• **Task item**
Nothing in the listing below should change; retype it as is.

• **Available records**
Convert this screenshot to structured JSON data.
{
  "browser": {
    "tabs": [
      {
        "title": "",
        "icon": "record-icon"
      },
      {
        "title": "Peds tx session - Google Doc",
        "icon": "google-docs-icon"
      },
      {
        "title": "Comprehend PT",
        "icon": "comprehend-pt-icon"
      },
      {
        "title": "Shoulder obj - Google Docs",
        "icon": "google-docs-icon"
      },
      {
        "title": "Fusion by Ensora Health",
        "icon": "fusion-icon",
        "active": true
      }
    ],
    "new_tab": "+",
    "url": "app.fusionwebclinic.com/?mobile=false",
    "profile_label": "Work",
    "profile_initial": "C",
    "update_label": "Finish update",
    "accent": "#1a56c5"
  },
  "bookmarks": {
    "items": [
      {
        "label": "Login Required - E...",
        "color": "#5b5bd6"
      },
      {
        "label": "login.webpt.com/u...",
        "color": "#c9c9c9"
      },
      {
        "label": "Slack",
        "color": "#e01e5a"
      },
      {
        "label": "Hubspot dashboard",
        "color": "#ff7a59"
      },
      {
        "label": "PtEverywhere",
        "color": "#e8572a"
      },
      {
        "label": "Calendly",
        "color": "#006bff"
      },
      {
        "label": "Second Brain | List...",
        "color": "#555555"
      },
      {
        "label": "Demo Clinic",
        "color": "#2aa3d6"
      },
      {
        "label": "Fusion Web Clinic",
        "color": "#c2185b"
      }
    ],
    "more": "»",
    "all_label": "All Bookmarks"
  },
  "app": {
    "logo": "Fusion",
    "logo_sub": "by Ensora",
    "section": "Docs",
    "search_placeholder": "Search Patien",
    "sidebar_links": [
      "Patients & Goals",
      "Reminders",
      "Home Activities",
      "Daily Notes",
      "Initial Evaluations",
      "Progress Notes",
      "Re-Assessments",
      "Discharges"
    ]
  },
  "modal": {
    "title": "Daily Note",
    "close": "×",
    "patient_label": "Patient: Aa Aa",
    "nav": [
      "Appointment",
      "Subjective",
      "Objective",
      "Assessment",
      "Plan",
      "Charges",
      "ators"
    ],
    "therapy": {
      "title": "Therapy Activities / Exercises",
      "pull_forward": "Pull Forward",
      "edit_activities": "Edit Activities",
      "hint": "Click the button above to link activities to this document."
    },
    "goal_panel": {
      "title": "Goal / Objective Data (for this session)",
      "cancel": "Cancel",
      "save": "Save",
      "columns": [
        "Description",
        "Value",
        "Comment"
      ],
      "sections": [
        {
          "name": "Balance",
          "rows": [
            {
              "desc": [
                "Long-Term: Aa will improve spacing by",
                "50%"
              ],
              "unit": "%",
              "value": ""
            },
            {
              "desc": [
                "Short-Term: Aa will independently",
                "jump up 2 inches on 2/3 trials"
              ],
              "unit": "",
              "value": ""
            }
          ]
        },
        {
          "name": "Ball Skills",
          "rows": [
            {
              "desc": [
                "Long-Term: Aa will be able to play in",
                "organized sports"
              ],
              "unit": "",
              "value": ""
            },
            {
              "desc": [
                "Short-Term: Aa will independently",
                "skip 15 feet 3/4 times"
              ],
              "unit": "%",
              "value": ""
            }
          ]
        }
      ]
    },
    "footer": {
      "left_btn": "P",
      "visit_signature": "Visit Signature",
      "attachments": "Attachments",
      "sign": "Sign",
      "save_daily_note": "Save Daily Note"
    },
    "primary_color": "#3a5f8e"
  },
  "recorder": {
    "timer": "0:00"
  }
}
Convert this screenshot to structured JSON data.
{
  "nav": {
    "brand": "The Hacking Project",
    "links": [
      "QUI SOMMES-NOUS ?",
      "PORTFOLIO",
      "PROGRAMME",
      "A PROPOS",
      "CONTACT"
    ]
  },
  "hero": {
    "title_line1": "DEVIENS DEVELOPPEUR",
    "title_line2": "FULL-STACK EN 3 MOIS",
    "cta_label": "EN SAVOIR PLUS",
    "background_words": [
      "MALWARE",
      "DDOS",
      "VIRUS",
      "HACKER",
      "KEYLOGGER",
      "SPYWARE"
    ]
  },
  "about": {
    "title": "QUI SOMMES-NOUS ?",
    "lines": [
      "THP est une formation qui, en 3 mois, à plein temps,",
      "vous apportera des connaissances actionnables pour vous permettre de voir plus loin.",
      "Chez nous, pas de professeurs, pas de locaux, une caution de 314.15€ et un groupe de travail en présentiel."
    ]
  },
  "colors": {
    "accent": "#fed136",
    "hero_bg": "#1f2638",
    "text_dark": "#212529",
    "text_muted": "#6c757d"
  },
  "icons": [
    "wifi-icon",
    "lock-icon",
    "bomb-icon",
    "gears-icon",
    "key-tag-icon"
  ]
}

• **Solution for this task**
Convert this screenshot to structured JSON data.
{
  "browser": {
    "tabs": [
      {
        "title": "",
        "icon": "record-icon"
      },
      {
        "title": "Peds tx session - Google Doc",
        "icon": "google-docs-icon"
      },
      {
        "title": "Comprehend PT",
        "icon": "comprehend-pt-icon"
      },
      {
        "title": "Shoulder obj - Google Docs",
        "icon": "google-docs-icon"
      },
      {
        "title": "Fusion by Ensora Health",
        "icon": "fusion-icon",
        "active": true
      }
    ],
    "new_tab": "+",
    "url": "app.fusionwebclinic.com/?mobile=false",
    "profile_label": "Work",
    "profile_initial": "C",
    "update_label": "Finish update",
    "accent": "#1a56c5"
  },
  "bookmarks": {
    "items": [
      {
        "label": "Login Required - E...",
        "color": "#5b5bd6"
      },
      {
        "label": "login.webpt.com/u...",
        "color": "#c9c9c9"
      },
      {
        "label": "Slack",
        "color": "#e01e5a"
      },
      {
        "label": "Hubspot dashboard",
        "color": "#ff7a59"
      },
      {
        "label": "PtEverywhere",
        "color": "#e8572a"
      },
      {
        "label": "Calendly",
        "color": "#006bff"
      },
      {
        "label": "Second Brain | List...",
        "color": "#555555"
      },
      {
        "label": "Demo Clinic",
        "color": "#2aa3d6"
      },
      {
        "label": "Fusion Web Clinic",
        "color": "#c2185b"
      }
    ],
    "more": "»",
    "all_label": "All Bookmarks"
  },
  "app": {
    "logo": "Fusion",
    "logo_sub": "by Ensora",
    "section": "Docs",
    "search_placeholder": "Search Patien",
    "sidebar_links": [
      "Patients & Goals",
      "Reminders",
      "Home Activities",
      "Daily Notes",
      "Initial Evaluations",
      "Progress Notes",
      "Re-Assessments",
      "Discharges"
    ]
  },
  "modal": {
    "title": "Daily Note",
    "close": "×",
    "patient_label": "Patient: Aa Aa",
    "nav": [
      "Appointment",
      "Subjective",
      "Objective",
      "Assessment",
      "Plan",
      "Charges",
      "ators"
    ],
    "therapy": {
      "title": "Therapy Activities / Exercises",
      "pull_forward": "Pull Forward",
      "edit_activities": "Edit Activities",
      "hint": "Click the button above to link activities to this document."
    },
    "goal_panel": {
      "title": "Goal / Objective Data (for this session)",
      "cancel": "Cancel",
      "save": "Save",
      "columns": [
        "Description",
        "Value",
        "Comment"
      ],
      "sections": [
        {
          "name": "Balance",
          "rows": [
            {
              "desc": [
                "Long-Term: Aa will improve spacing by",
                "50%"
              ],
              "unit": "%",
              "value": ""
            },
            {
              "desc": [
                "Short-Term: Aa will independently",
                "jump up 2 inches on 2/3 trials"
              ],
              "unit": "",
              "value": ""
            }
          ]
        },
        {
          "name": "Ball Skills",
          "rows": [
            {
              "desc": [
                "Long-Term: Aa will be able to play in",
                "organized sports"
              ],
              "unit": "",
              "value": ""
            },
            {
              "desc": [
                "Short-Term: Aa will independently",
                "skip 15 feet 3/4 times"
              ],
              "unit": "%",
              "value": ""
            }
          ]
        }
      ]
    },
    "footer": {
      "left_btn": "P",
      "visit_signature": "Visit Signature",
      "attachments": "Attachments",
      "sign": "Sign",
      "save_daily_note": "Save Daily Note"
    },
    "primary_color": "#3a5f8e"
  },
  "recorder": {
    "timer": "0:00"
  }
}
Convert this screenshot to structured JSON data.
{
  "nav": {
    "brand": "The Hacking Project",
    "links": [
      "QUI SOMMES-NOUS ?",
      "PORTFOLIO",
      "PROGRAMME",
      "A PROPOS",
      "CONTACT"
    ]
  },
  "hero": {
    "title_line1": "DEVIENS DEVELOPPEUR",
    "title_line2": "FULL-STACK EN 3 MOIS",
    "cta_label": "EN SAVOIR PLUS",
    "background_words": [
      "MALWARE",
      "DDOS",
      "VIRUS",
      "HACKER",
      "KEYLOGGER",
      "SPYWARE"
    ]
  },
  "about": {
    "title": "QUI SOMMES-NOUS ?",
    "lines": [
      "THP est une formation qui, en 3 mois, à plein temps,",
      "vous apportera des connaissances actionnables pour vous permettre de voir plus loin.",
      "Chez nous, pas de professeurs, pas de locaux, une caution de 314.15€ et un groupe de travail en présentiel."
    ]
  },
  "colors": {
    "accent": "#fed136",
    "hero_bg": "#1f2638",
    "text_dark": "#212529",
    "text_muted": "#6c757d"
  },
  "icons": [
    "wifi-icon",
    "lock-icon",
    "bomb-icon",
    "gears-icon",
    "key-tag-icon"
  ]
}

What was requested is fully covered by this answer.